*TO DO*
Copy out the lines that have "трохи" in them.

*ROWS*
++++++

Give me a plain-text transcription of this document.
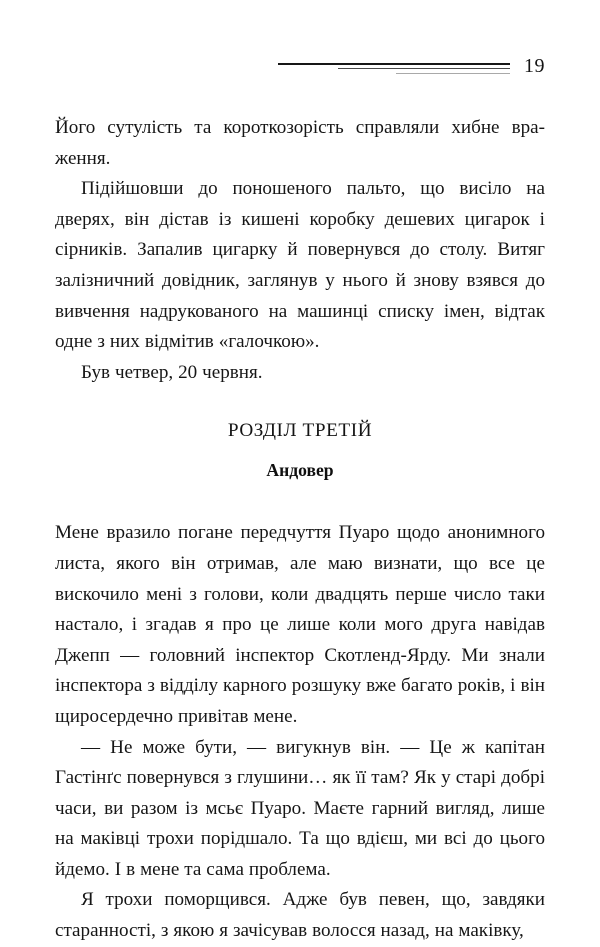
19

Його сутулість та короткозорість справляли хибне враження.

Підійшовши до поношеного пальто, що висіло на дверях, він дістав із кишені коробку дешевих цигарок і сірників. Запалив цигарку й повернувся до столу. Витяг залізничний довідник, заглянув у нього й знову взявся до вивчення надрукованого на машинці списку імен, відтак одне з них відмітив «галочкою».

Був четвер, 20 червня.

РОЗДІЛ ТРЕТІЙ

Андовер

Мене вразило погане передчуття Пуаро щодо анонимного листа, якого він отримав, але маю визнати, що все це вискочило мені з голови, коли двадцять перше число таки настало, і згадав я про це лише коли мого друга навідав Джепп — головний інспектор Скотленд-Ярду. Ми знали інспектора з відділу карного розшуку вже багато років, і він щиросердечно привітав мене.

— Не може бути, — вигукнув він. — Це ж капітан Гастінґс повернувся з глушини… як її там? Як у старі добрі часи, ви разом із мсьє Пуаро. Маєте гарний вигляд, лише на маківці трохи порідшало. Та що вдієш, ми всі до цього йдемо. І в мене та сама проблема.

Я трохи поморщився. Адже був певен, що, завдяки старанності, з якою я зачісував волосся назад, на маківку,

++++++

*REPLY*
— Не може бути, — вигукнув він. — Це ж капітан Гастінґс повернувся з глушини… як її там? Як у старі добрі часи, ви разом із мсьє Пуаро. Маєте гарний вигляд, лише на маківці трохи порідшало. Та що вдієш, ми всі до цього йдемо. І в мене та сама проблема.
Я трохи поморщився. Адже був певен, що, завдяки старанності, з якою я зачісував волосся назад, на маківку,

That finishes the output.